- _Exercise instructions_
For every line in the data below that contains "values", copy the line.

(Dataset records)
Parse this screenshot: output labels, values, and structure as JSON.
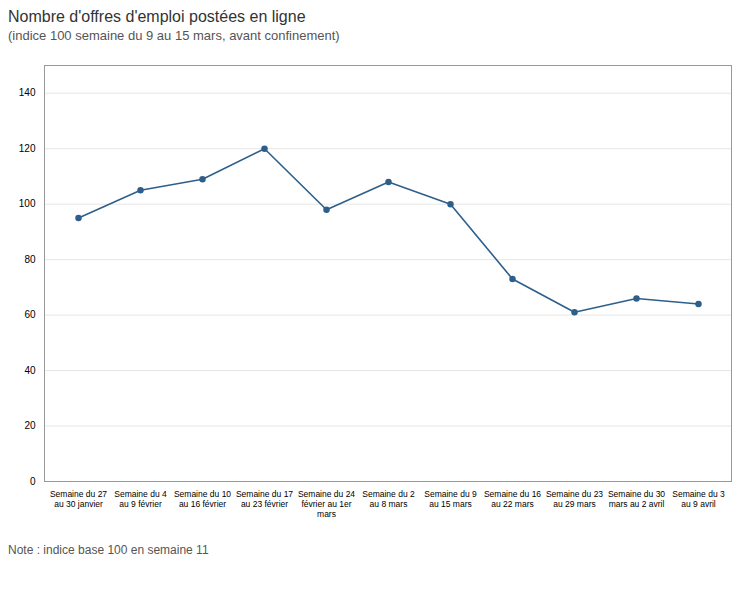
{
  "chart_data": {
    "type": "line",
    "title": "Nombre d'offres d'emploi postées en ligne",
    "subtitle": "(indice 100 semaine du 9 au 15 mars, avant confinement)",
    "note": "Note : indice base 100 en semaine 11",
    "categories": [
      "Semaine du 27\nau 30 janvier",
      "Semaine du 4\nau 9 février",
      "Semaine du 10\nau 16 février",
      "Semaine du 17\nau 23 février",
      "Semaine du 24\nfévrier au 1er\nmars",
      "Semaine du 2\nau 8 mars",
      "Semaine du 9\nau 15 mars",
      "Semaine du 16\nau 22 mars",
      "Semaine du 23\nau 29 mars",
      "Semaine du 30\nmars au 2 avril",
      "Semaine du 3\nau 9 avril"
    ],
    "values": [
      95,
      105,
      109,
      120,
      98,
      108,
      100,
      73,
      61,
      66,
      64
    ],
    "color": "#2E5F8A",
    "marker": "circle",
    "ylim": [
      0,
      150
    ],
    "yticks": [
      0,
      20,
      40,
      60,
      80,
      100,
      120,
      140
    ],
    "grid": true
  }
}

- _The output_
Parse this screenshot: output labels, values, and structure as JSON.
    "values": [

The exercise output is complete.